## WHAT NEEDS TO BE DONE
Resume the page on the tensor product of matrices below, carrying it on from its last line.

## PAGE TEXT

Tensor Product

linear-algebra

Definition

Tensor Product

Let $A=(a_{ij})$ be an $m\times n$-matrix and $B=(b_{kl})$ a $p\times q$-matrix. Then the tensor product $A\otimes B$ is the $(mp)\times (nq)$-matrix obtained by replacing each entry $a_{ij}$ of $A$ with the block $a_{ij}B$.

Equivalently, the entries of $A\otimes B$ are given by

$$(A\otimes B{)}_{(i,k),(j,l)}=a_{ij}{b}_{kl}$$

for $1\le i\le m$, $1\le j\le n$, $1\le k\le p$, and $1\le l\le q$.

Intuition

The tensor product keeps two independent coordinate choices at once.

• A row index becomes a pair $(i,k)$.
• A column index becomes a pair $(j,l)$.

## MATERIAL SHOWN
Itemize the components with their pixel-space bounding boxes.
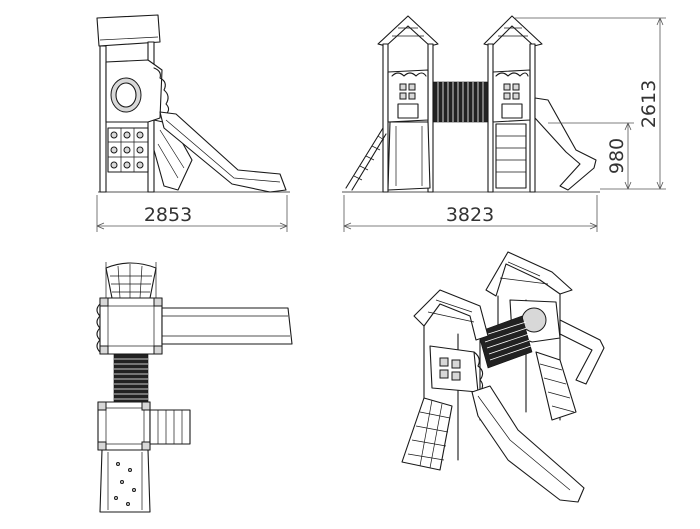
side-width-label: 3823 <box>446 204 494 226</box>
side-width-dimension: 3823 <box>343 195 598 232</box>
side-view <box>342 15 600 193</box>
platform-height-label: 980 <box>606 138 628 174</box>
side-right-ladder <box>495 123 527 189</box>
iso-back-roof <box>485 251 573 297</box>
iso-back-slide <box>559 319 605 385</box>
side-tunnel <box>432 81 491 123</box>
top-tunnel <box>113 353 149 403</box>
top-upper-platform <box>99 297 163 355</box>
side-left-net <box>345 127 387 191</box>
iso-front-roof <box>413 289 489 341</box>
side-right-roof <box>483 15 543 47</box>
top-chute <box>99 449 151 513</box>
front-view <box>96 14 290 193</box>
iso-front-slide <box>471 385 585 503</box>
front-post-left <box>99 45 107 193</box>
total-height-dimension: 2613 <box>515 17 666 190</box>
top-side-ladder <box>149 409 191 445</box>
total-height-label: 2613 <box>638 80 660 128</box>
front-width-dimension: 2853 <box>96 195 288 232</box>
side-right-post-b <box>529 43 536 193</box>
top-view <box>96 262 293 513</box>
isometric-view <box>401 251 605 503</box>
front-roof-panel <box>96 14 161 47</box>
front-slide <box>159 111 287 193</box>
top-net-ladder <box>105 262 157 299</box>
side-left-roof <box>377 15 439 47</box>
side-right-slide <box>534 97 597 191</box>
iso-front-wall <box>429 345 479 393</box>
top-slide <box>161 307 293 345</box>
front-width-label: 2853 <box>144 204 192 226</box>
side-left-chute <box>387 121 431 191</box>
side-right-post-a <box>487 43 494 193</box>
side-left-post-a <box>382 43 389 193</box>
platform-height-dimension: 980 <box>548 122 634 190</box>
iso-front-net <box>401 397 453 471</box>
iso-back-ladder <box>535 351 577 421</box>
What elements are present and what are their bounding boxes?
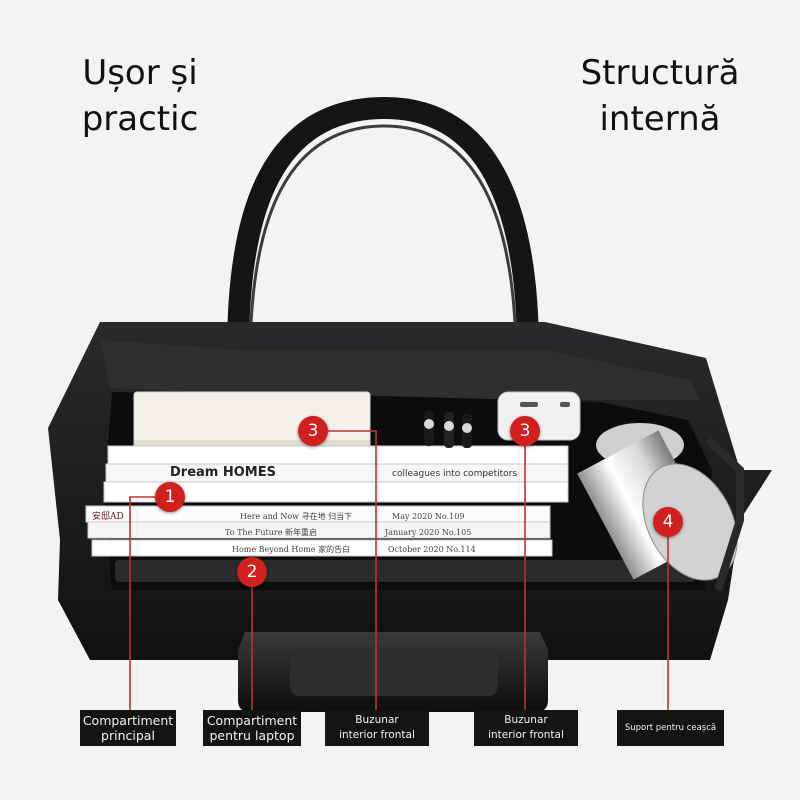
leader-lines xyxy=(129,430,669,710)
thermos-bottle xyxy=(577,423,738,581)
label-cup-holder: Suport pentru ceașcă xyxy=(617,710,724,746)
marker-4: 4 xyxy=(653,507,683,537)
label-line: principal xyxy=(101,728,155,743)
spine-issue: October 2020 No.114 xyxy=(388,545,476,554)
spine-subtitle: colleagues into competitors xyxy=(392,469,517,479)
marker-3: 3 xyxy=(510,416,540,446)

## EXERCISE ANSWER
• The entry at the combined position is the product of the corresponding entries:

$$(A\otimes B{)}_{(i,k),(j,l)}=A_{ij}{B}_{kl}.$$

So $A\otimes B$ is not obtained by summing over a shared index, unlike matrix multiplication. It is obtained by pairing indices and multiplying entries.

Vector View

For vectors

$$v=\left(\begin{array}{c}{v}_1\\ v_2\end{array}\right),w=\left(\begin{array}{c}{w}_1\\ w_2\end{array}\right),$$

the tensor product is

$$v\otimes w=\left(\begin{array}{c}{v}_1{w}_1\\ v_1{w}_2\\ v_2{w}_1\\ v_2{w}_2\end{array}\right).$$

For basis vectors, this means that two basis choices combine into one joint basis choice:

$$e_i\otimes f_k\text{has joint index}(i,k).$$

This is why tensor products are used for composite systems: if one system has basis states $e_i$ and another has basis states $f_k$, the combined system has basis states $e_i\otimes f_k$.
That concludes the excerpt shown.